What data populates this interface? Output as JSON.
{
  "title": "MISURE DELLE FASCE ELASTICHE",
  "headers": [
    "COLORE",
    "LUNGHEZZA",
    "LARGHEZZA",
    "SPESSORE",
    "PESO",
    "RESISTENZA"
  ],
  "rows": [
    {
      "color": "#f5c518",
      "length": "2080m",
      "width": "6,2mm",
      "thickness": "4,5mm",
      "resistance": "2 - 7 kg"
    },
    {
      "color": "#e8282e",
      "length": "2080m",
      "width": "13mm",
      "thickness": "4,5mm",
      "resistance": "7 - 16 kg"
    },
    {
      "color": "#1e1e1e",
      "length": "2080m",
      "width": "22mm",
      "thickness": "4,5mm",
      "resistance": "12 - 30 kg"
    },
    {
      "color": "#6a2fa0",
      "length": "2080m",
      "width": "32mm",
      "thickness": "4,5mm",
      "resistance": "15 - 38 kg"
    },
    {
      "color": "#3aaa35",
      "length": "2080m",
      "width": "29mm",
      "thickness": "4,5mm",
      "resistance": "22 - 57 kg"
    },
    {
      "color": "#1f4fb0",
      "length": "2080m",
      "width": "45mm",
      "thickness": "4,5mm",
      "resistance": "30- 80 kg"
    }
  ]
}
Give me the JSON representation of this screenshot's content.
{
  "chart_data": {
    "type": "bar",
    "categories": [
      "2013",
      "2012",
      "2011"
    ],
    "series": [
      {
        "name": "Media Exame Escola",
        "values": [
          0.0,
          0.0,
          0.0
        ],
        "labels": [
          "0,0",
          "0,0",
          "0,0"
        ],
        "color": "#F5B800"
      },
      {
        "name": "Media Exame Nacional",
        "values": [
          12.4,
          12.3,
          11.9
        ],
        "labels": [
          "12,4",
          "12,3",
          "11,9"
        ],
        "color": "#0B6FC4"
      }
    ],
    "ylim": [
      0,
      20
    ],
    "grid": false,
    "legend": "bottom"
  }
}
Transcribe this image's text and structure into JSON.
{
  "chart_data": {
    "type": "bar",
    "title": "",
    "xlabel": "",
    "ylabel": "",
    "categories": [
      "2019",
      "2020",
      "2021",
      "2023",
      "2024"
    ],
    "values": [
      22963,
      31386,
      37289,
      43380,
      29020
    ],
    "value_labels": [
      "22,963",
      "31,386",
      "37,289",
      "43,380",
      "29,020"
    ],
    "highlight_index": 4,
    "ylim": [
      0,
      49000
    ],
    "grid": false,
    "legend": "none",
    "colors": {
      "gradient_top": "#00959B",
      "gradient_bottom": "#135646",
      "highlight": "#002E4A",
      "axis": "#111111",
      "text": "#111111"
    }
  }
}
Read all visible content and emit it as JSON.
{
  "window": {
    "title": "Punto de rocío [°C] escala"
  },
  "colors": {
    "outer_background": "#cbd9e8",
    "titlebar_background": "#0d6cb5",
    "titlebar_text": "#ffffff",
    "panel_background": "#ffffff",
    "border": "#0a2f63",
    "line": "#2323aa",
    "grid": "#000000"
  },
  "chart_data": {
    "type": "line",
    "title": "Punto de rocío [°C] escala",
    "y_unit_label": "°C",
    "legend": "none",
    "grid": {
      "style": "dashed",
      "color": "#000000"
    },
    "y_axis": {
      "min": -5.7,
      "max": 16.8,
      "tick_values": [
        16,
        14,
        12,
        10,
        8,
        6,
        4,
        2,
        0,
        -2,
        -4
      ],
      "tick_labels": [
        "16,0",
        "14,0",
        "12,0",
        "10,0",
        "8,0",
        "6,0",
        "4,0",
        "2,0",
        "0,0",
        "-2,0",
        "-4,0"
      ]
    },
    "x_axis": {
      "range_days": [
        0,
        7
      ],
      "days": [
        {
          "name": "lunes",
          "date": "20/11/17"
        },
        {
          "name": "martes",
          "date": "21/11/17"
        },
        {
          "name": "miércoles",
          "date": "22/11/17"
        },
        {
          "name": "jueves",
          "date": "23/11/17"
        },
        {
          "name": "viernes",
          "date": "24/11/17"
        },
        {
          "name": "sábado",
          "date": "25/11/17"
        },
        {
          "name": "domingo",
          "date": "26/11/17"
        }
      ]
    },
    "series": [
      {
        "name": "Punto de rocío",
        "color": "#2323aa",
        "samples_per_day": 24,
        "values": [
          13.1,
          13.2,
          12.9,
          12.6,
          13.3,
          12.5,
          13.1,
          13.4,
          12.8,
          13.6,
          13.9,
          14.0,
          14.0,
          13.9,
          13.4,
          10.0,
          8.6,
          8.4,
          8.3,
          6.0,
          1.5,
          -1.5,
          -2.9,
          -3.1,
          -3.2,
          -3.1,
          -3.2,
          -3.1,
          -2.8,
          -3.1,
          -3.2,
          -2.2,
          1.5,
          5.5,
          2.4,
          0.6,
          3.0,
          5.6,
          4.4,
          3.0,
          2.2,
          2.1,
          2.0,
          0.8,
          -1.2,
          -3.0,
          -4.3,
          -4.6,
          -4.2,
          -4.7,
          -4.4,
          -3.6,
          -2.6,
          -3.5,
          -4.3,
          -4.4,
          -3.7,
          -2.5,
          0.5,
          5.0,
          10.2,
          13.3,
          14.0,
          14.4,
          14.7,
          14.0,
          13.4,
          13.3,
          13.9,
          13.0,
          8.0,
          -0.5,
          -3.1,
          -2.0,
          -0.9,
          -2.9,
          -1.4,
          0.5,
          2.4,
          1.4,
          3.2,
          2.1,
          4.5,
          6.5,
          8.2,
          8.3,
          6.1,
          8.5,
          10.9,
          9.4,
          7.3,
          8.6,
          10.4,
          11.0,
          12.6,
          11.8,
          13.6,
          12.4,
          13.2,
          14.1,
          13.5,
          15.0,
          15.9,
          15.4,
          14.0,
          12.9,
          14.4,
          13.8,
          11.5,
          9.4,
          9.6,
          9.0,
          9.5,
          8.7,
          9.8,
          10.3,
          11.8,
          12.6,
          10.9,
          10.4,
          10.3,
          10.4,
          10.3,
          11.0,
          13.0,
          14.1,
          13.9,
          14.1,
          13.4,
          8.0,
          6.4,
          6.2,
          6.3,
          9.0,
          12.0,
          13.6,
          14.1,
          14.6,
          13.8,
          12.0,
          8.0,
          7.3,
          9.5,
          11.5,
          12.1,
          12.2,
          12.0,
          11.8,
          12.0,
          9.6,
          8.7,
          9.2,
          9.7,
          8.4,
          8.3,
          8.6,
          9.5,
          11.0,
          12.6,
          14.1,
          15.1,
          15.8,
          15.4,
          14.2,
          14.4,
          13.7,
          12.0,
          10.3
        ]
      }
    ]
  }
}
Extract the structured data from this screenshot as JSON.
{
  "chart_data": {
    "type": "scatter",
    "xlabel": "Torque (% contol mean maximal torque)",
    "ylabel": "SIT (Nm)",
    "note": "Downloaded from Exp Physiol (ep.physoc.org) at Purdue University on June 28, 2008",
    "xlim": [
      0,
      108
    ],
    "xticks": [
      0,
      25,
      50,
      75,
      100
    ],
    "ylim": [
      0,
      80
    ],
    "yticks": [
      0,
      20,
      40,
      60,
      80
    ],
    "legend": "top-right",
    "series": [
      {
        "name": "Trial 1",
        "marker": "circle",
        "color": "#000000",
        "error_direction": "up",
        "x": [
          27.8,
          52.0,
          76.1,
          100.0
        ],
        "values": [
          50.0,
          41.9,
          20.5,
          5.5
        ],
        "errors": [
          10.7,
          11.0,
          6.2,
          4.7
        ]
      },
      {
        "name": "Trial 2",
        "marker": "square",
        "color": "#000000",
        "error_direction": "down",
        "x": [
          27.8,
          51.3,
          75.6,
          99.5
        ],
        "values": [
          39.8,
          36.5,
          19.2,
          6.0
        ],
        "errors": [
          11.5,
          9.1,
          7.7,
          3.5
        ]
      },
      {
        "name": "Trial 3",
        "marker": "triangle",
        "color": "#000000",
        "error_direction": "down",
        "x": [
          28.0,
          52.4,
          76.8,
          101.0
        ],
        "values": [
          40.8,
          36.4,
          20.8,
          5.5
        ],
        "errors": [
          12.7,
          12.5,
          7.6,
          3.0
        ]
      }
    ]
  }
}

◇ ◇ ◇

=== Given task ===
Check each line of the records for the word "screenshot" and extract those that contain it.

=== Solution for this task ===
Give me the JSON representation of this screenshot's content.
Extract the structured data from this screenshot as JSON.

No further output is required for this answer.